● Short problem: Collect all lines below with the string "value".

+++

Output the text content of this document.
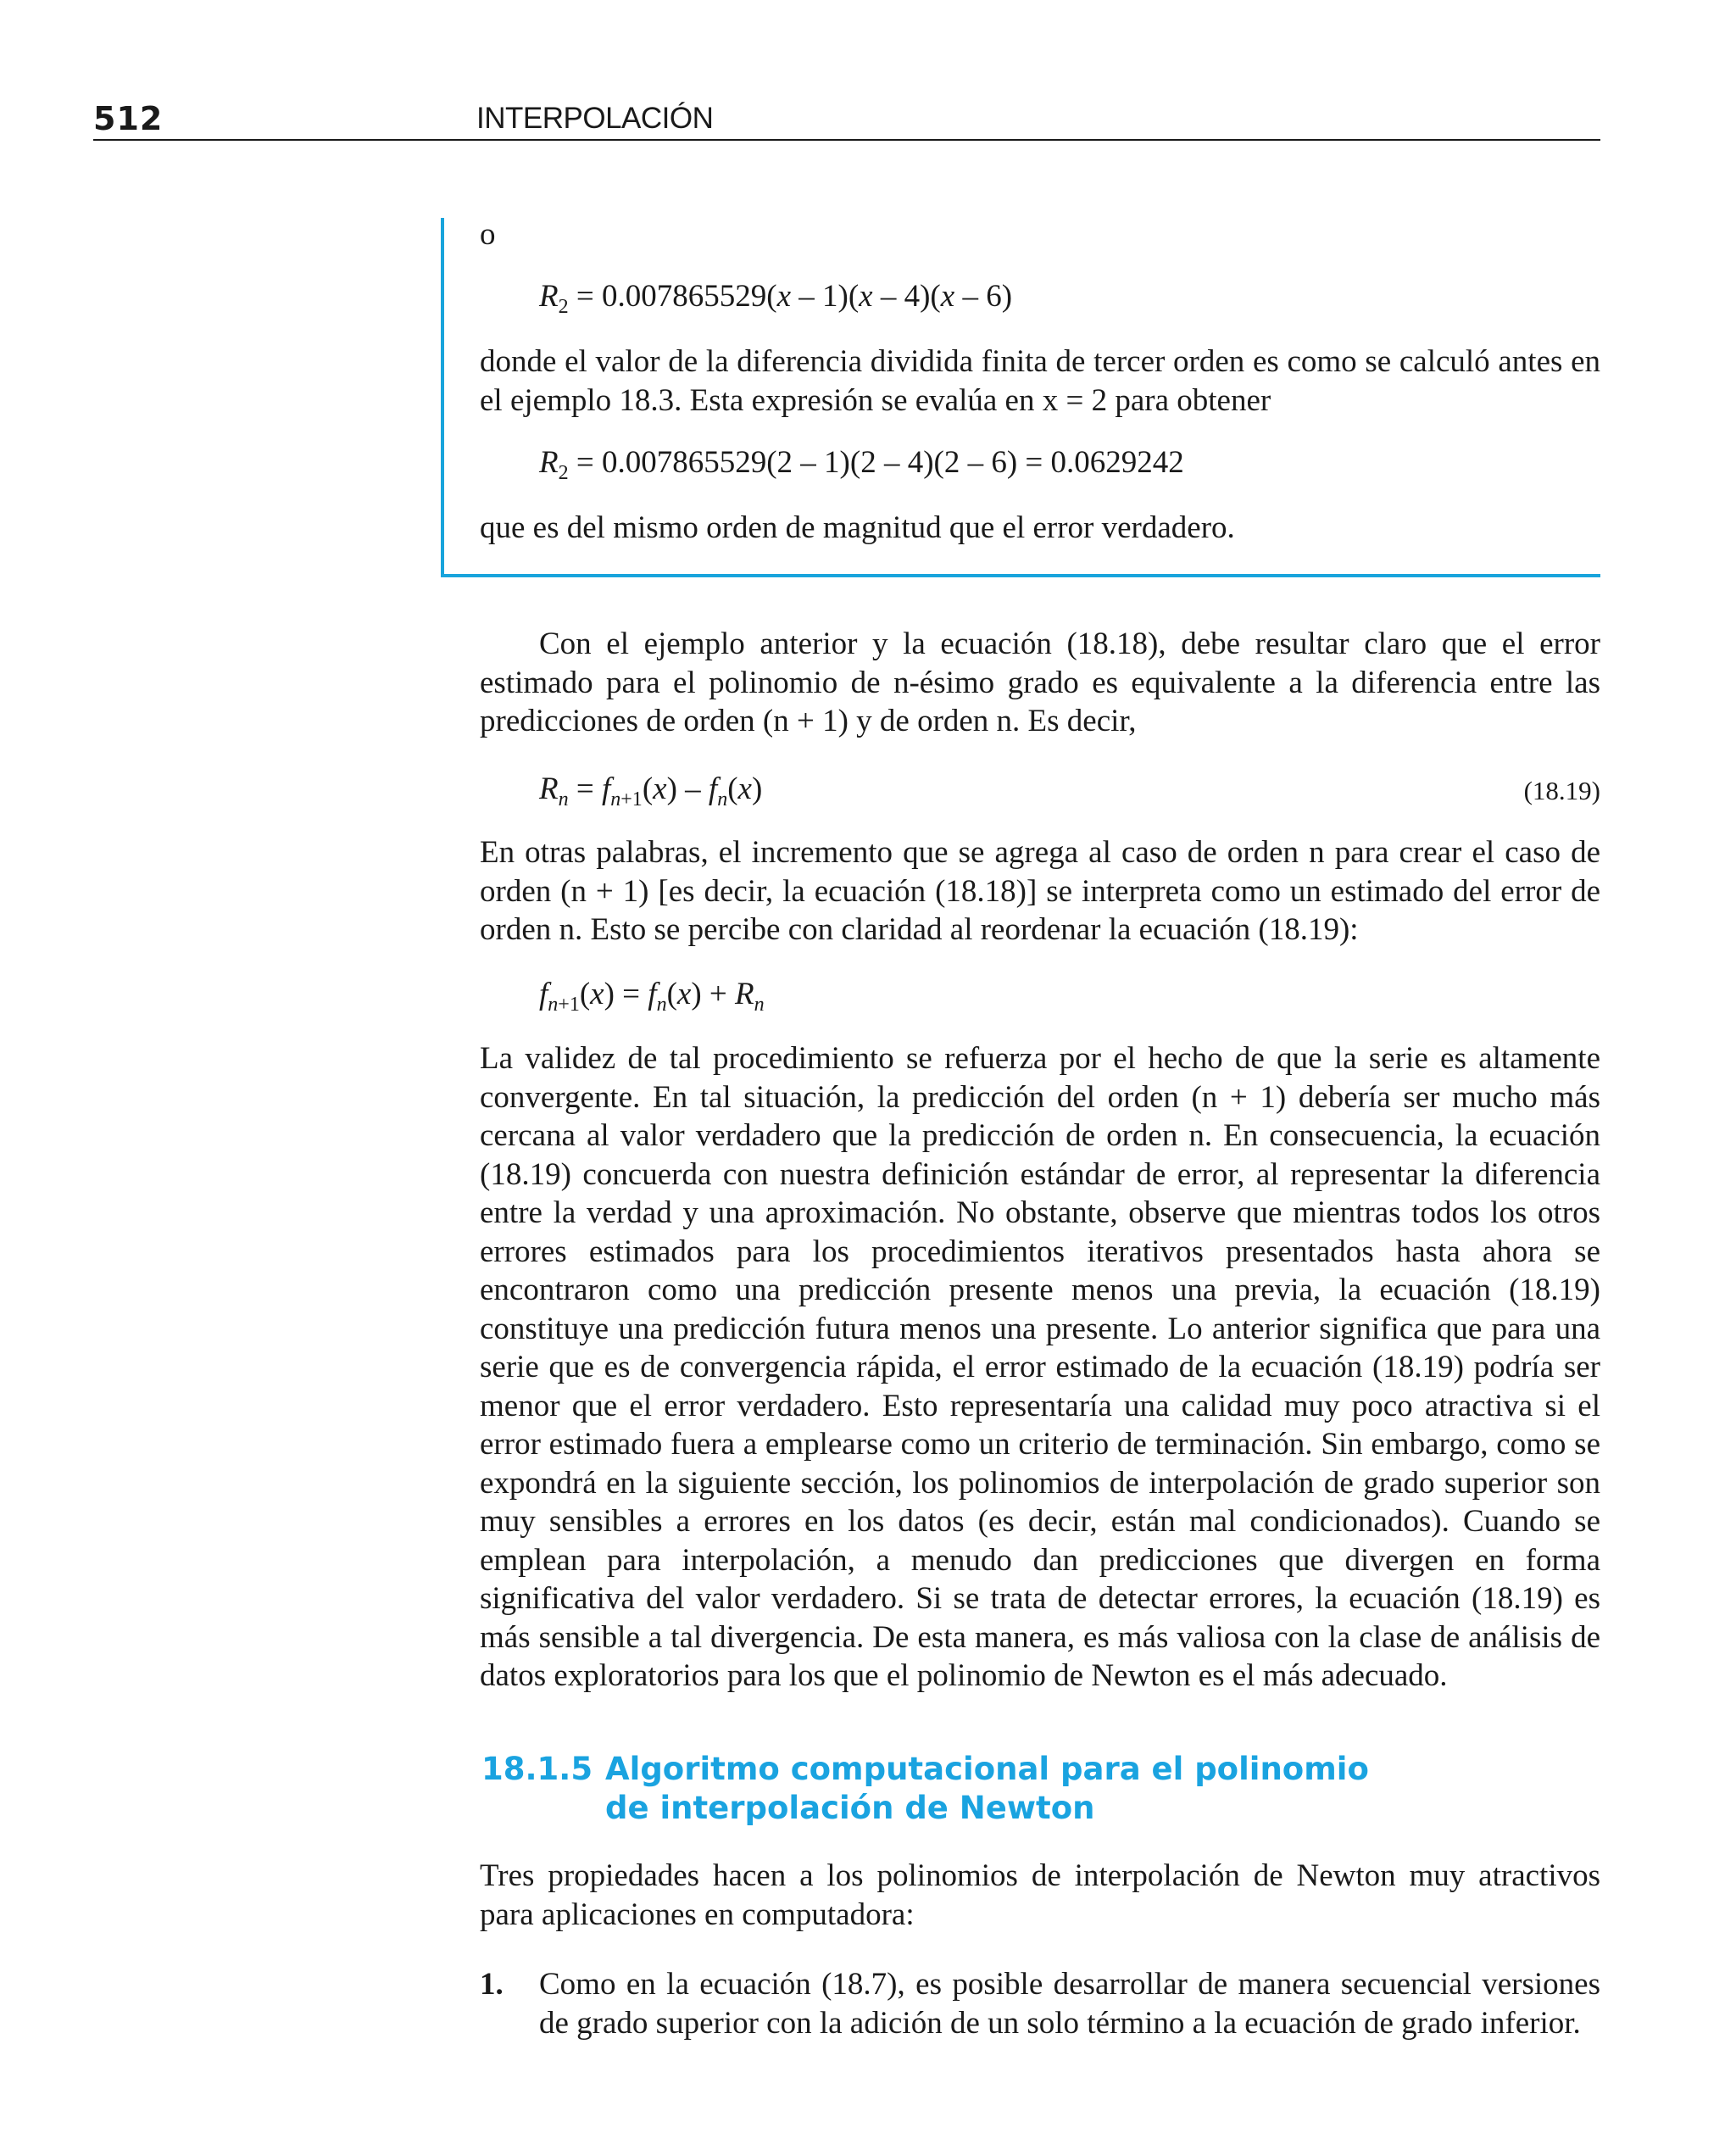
512	INTERPOLACIÓN
o
$R_2 = 0.007865529(x - 1)(x - 4)(x - 6)$

donde el valor de la diferencia dividida finita de tercer orden es como se calculó antes en el ejemplo 18.3. Esta expresión se evalúa en x = 2 para obtener

$R_2 = 0.007865529(2 - 1)(2 - 4)(2 - 6) = 0.0629242$

que es del mismo orden de magnitud que el error verdadero.

Con el ejemplo anterior y la ecuación (18.18), debe resultar claro que el error estimado para el polinomio de n-ésimo grado es equivalente a la diferencia entre las predicciones de orden (n + 1) y de orden n. Es decir,

$R_n = f_{n+1}(x) - f_n(x)$	(18.19)

En otras palabras, el incremento que se agrega al caso de orden n para crear el caso de orden (n + 1) [es decir, la ecuación (18.18)] se interpreta como un estimado del error de orden n. Esto se percibe con claridad al reordenar la ecuación (18.19):

$f_{n+1}(x) = f_n(x) + R_n$

La validez de tal procedimiento se refuerza por el hecho de que la serie es altamente convergente. En tal situación, la predicción del orden (n + 1) debería ser mucho más cercana al valor verdadero que la predicción de orden n. En consecuencia, la ecuación (18.19) concuerda con nuestra definición estándar de error, al representar la diferencia entre la verdad y una aproximación. No obstante, observe que mientras todos los otros errores estimados para los procedimientos iterativos presentados hasta ahora se encontraron como una predicción presente menos una previa, la ecuación (18.19) constituye una predicción futura menos una presente. Lo anterior significa que para una serie que es de convergencia rápida, el error estimado de la ecuación (18.19) podría ser menor que el error verdadero. Esto representaría una calidad muy poco atractiva si el error estimado fuera a emplearse como un criterio de terminación. Sin embargo, como se expondrá en la siguiente sección, los polinomios de interpolación de grado superior son muy sensibles a errores en los datos (es decir, están mal condicionados). Cuando se emplean para interpolación, a menudo dan predicciones que divergen en forma significativa del valor verdadero. Si se trata de detectar errores, la ecuación (18.19) es más sensible a tal divergencia. De esta manera, es más valiosa con la clase de análisis de datos exploratorios para los que el polinomio de Newton es el más adecuado.

18.1.5 Algoritmo computacional para el polinomio
de interpolación de Newton

Tres propiedades hacen a los polinomios de interpolación de Newton muy atractivos para aplicaciones en computadora:

1. Como en la ecuación (18.7), es posible desarrollar de manera secuencial versiones de grado superior con la adición de un solo término a la ecuación de grado inferior.
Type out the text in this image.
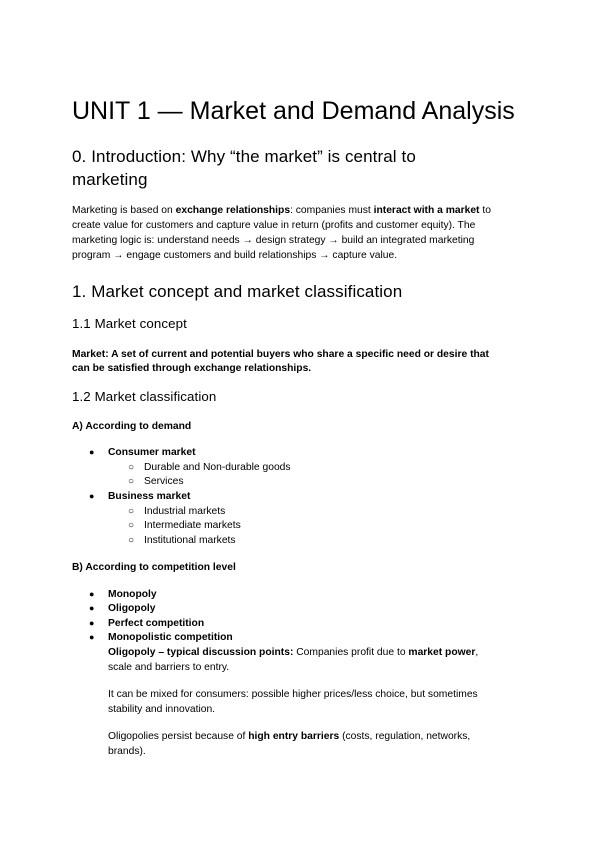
UNIT 1 — Market and Demand Analysis
0. Introduction: Why “the market” is central to
marketing
Marketing is based on exchange relationships: companies must interact with a market to
create value for customers and capture value in return (profits and customer equity). The
marketing logic is: understand needs → design strategy → build an integrated marketing
program → engage customers and build relationships → capture value.
1. Market concept and market classification
1.1 Market concept
Market: A set of current and potential buyers who share a specific need or desire that
can be satisfied through exchange relationships.
1.2 Market classification
A) According to demand
● Consumer market
○ Durable and Non-durable goods
○ Services
● Business market
○ Industrial markets
○ Intermediate markets
○ Institutional markets
B) According to competition level
● Monopoly
● Oligopoly
● Perfect competition
● Monopolistic competition
Oligopoly – typical discussion points: Companies profit due to market power,
scale and barriers to entry.
It can be mixed for consumers: possible higher prices/less choice, but sometimes
stability and innovation.
Oligopolies persist because of high entry barriers (costs, regulation, networks,
brands).
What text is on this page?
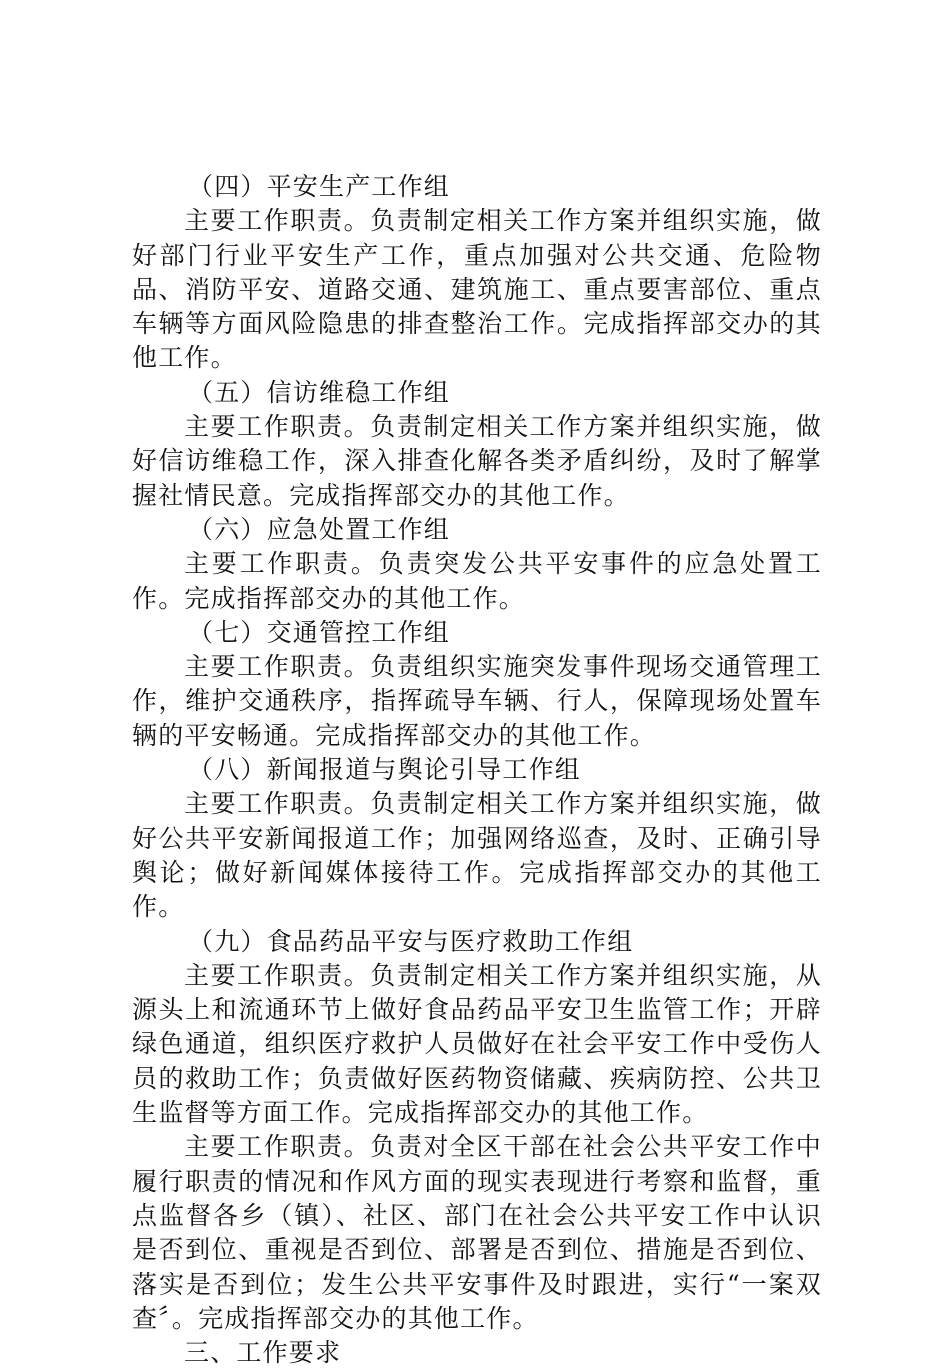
（四）平安生产工作组

主要工作职责。负责制定相关工作方案并组织实施，做好部门行业平安生产工作，重点加强对公共交通、危险物品、消防平安、道路交通、建筑施工、重点要害部位、重点车辆等方面风险隐患的排查整治工作。完成指挥部交办的其他工作。

（五）信访维稳工作组

主要工作职责。负责制定相关工作方案并组织实施，做好信访维稳工作，深入排查化解各类矛盾纠纷，及时了解掌握社情民意。完成指挥部交办的其他工作。

（六）应急处置工作组

主要工作职责。负责突发公共平安事件的应急处置工作。完成指挥部交办的其他工作。

（七）交通管控工作组

主要工作职责。负责组织实施突发事件现场交通管理工作，维护交通秩序，指挥疏导车辆、行人，保障现场处置车辆的平安畅通。完成指挥部交办的其他工作。

（八）新闻报道与舆论引导工作组

主要工作职责。负责制定相关工作方案并组织实施，做好公共平安新闻报道工作；加强网络巡查，及时、正确引导舆论；做好新闻媒体接待工作。完成指挥部交办的其他工作。

（九）食品药品平安与医疗救助工作组

主要工作职责。负责制定相关工作方案并组织实施，从源头上和流通环节上做好食品药品平安卫生监管工作；开辟绿色通道，组织医疗救护人员做好在社会平安工作中受伤人员的救助工作；负责做好医药物资储藏、疾病防控、公共卫生监督等方面工作。完成指挥部交办的其他工作。

主要工作职责。负责对全区干部在社会公共平安工作中履行职责的情况和作风方面的现实表现进行考察和监督，重点监督各乡（镇）、社区、部门在社会公共平安工作中认识是否到位、重视是否到位、部署是否到位、措施是否到位、落实是否到位；发生公共平安事件及时跟进，实行“一案双查〞。完成指挥部交办的其他工作。

三、工作要求
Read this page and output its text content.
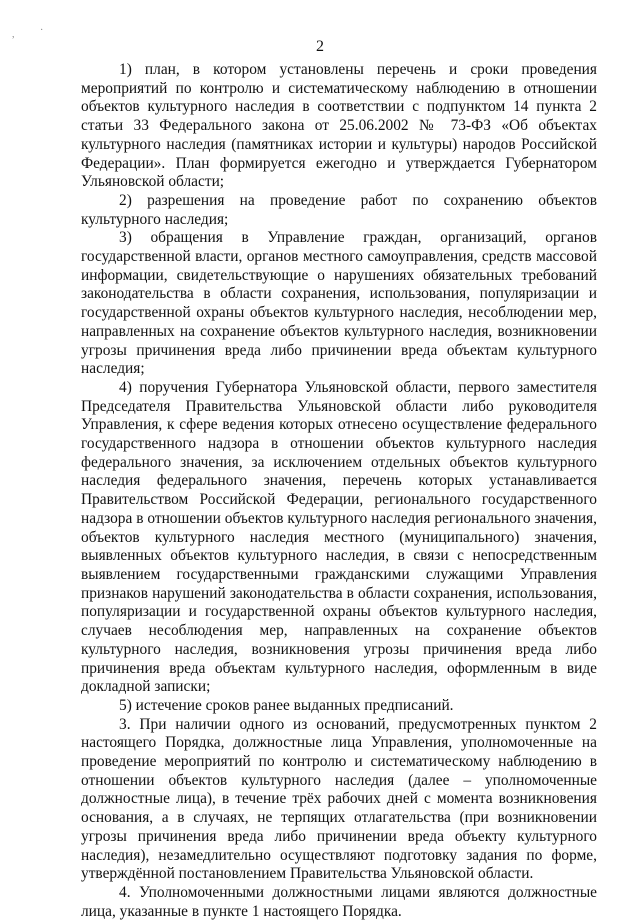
2

1) план, в котором установлены перечень и сроки проведения мероприятий по контролю и систематическому наблюдению в отношении объектов культурного наследия в соответствии с подпунктом 14 пункта 2 статьи 33 Федерального закона от 25.06.2002 № 73-ФЗ «Об объектах культурного наследия (памятниках истории и культуры) народов Российской Федерации». План формируется ежегодно и утверждается Губернатором Ульяновской области;

2) разрешения на проведение работ по сохранению объектов культурного наследия;

3) обращения в Управление граждан, организаций, органов государственной власти, органов местного самоуправления, средств массовой информации, свидетельствующие о нарушениях обязательных требований законодательства в области сохранения, использования, популяризации и государственной охраны объектов культурного наследия, несоблюдении мер, направленных на сохранение объектов культурного наследия, возникновении угрозы причинения вреда либо причинении вреда объектам культурного наследия;

4) поручения Губернатора Ульяновской области, первого заместителя Председателя Правительства Ульяновской области либо руководителя Управления, к сфере ведения которых отнесено осуществление федерального государственного надзора в отношении объектов культурного наследия федерального значения, за исключением отдельных объектов культурного наследия федерального значения, перечень которых устанавливается Правительством Российской Федерации, регионального государственного надзора в отношении объектов культурного наследия регионального значения, объектов культурного наследия местного (муниципального) значения, выявленных объектов культурного наследия, в связи с непосредственным выявлением государственными гражданскими служащими Управления признаков нарушений законодательства в области сохранения, использования, популяризации и государственной охраны объектов культурного наследия, случаев несоблюдения мер, направленных на сохранение объектов культурного наследия, возникновения угрозы причинения вреда либо причинения вреда объектам культурного наследия, оформленным в виде докладной записки;

5) истечение сроков ранее выданных предписаний.

3. При наличии одного из оснований, предусмотренных пунктом 2 настоящего Порядка, должностные лица Управления, уполномоченные на проведение мероприятий по контролю и систематическому наблюдению в отношении объектов культурного наследия (далее – уполномоченные должностные лица), в течение трёх рабочих дней с момента возникновения основания, а в случаях, не терпящих отлагательства (при возникновении угрозы причинения вреда либо причинении вреда объекту культурного наследия), незамедлительно осуществляют подготовку задания по форме, утверждённой постановлением Правительства Ульяновской области.

4. Уполномоченными должностными лицами являются должностные лица, указанные в пункте 1 настоящего Порядка.

,	·
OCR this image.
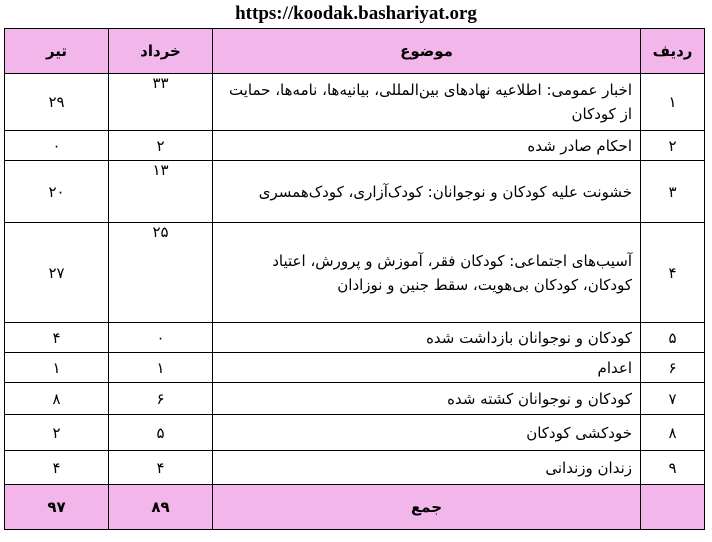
https://koodak.bashariyat.org
ردیف	موضوع	خرداد	تیر
۱	اخبار عمومی: اطلاعیه نهادهای بین‌المللی، بیانیه‌ها، نامه‌ها، حمایت از کودکان	۳۳	۲۹
۲	احکام صادر شده	۲	۰
۳	خشونت علیه کودکان و نوجوانان: کودک‌آزاری، کودک‌همسری	۱۳	۲۰
۴	آسیب‌های اجتماعی: کودکان فقر، آموزش و پرورش، اعتیاد کودکان، کودکان بی‌هویت، سقط جنین و نوزادان	۲۵	۲۷
۵	کودکان و نوجوانان بازداشت شده	۰	۴
۶	اعدام	۱	۱
۷	کودکان و نوجوانان کشته شده	۶	۸
۸	خودکشی کودکان	۵	۲
۹	زندان وزندانی	۴	۴
	جمع	۸۹	۹۷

+++

● Solution to the problem:
create value for customers and capture value in return (profits and customer equity). The
program → engage customers and build relationships → capture value.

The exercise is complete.